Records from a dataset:
'''

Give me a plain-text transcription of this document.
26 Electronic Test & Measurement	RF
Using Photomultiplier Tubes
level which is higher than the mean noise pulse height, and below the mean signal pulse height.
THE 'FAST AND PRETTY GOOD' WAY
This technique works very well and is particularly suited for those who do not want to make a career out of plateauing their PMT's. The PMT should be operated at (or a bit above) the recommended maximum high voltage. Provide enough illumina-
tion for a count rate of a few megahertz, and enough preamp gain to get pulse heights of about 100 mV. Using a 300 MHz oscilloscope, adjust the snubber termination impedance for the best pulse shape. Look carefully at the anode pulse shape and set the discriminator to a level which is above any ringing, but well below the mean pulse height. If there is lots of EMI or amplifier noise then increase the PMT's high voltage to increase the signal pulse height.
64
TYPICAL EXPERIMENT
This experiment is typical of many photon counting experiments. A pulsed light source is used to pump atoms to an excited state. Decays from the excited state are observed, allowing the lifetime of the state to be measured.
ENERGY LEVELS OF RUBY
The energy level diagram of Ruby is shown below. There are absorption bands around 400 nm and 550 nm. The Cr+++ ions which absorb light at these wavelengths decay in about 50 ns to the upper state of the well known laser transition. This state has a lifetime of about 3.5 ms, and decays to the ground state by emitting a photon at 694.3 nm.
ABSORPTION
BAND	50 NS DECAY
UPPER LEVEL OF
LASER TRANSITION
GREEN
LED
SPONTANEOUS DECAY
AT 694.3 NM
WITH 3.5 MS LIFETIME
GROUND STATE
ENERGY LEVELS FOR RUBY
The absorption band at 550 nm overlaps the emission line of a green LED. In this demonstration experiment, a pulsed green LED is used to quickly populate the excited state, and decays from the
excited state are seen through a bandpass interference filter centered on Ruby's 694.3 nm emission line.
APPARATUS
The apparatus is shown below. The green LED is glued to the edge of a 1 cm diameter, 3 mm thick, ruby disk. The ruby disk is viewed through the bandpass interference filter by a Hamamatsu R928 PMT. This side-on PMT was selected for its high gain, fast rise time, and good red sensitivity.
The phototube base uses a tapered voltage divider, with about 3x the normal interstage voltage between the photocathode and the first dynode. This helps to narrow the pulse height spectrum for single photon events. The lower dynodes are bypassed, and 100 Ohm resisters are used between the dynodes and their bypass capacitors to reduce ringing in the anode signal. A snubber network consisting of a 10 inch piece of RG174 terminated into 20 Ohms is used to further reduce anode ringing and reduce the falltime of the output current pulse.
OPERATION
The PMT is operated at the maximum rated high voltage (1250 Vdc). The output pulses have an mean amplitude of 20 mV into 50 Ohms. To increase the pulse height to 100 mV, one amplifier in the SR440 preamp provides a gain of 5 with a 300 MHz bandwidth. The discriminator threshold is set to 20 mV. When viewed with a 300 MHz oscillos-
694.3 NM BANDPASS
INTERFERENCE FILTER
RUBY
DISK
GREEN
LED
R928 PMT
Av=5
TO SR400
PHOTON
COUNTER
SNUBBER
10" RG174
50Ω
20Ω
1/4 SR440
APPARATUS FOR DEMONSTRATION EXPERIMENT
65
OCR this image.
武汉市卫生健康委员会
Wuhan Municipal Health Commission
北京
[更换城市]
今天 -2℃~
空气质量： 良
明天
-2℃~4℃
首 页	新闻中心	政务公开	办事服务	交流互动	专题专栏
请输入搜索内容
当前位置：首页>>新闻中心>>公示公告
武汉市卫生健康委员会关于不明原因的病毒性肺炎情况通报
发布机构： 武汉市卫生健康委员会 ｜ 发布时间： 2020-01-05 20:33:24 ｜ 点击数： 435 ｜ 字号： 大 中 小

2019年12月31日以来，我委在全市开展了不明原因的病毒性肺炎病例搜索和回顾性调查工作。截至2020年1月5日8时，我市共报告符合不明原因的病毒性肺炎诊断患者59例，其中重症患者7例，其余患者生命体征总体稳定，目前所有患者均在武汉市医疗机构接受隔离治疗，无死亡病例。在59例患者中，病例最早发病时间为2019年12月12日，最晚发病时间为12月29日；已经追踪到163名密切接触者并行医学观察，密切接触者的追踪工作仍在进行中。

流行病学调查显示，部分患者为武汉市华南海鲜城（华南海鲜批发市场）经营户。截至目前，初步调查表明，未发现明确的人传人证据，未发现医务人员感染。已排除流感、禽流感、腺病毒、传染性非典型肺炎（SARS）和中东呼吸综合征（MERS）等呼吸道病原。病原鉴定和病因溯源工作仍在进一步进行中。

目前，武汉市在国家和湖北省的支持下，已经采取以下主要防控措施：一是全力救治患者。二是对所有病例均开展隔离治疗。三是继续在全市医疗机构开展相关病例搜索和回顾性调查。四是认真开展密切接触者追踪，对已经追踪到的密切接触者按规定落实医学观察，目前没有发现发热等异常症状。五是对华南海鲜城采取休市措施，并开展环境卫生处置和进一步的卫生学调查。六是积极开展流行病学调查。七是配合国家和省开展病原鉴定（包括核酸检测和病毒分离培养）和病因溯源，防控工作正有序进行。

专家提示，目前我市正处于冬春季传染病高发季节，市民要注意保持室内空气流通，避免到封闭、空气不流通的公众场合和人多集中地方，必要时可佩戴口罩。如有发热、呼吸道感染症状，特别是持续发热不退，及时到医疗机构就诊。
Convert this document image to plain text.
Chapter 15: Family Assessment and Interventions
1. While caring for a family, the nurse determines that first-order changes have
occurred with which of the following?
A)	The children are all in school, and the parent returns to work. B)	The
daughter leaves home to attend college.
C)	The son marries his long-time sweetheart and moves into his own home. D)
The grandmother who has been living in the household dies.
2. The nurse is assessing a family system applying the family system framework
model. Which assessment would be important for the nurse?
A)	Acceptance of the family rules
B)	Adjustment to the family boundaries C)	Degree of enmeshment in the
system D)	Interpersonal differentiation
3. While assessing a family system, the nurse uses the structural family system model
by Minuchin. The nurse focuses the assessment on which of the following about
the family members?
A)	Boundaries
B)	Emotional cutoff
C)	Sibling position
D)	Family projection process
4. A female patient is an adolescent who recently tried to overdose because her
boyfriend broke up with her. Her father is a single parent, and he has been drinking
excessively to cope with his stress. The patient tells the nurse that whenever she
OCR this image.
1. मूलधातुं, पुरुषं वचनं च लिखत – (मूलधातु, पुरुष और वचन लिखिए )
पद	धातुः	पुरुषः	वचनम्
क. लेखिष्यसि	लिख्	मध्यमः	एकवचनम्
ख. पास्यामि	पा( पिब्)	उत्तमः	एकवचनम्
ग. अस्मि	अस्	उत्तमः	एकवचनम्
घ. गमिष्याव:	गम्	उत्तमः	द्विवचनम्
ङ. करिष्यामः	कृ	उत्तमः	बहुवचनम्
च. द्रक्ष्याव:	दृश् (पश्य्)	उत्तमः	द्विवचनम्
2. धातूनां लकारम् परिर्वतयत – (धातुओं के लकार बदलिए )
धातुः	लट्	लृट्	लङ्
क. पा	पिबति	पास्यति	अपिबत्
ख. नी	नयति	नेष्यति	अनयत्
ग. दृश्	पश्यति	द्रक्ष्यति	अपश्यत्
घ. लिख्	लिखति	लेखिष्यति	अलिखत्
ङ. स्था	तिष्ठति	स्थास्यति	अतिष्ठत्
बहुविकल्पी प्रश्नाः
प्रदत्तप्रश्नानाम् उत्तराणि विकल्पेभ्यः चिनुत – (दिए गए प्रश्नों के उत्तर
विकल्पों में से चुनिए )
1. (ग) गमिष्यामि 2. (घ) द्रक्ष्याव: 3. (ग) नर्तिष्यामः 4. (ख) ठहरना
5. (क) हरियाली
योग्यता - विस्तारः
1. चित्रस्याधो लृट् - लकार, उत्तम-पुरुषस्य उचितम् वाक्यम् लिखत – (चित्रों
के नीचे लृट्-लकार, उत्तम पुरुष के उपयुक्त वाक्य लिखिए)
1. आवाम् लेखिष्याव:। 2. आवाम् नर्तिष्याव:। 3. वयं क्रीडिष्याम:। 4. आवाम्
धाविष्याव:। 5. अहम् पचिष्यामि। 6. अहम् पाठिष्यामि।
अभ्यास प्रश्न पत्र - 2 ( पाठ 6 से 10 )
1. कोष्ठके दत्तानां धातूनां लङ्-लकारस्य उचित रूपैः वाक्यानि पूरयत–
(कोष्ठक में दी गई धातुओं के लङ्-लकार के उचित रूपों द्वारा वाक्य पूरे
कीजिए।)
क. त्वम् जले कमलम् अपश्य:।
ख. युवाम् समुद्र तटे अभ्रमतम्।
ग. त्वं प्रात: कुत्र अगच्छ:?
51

'''

TASK – Lines containing "noise" are to be counted. State the total and add nothing.

SOLUTION BELOW – 2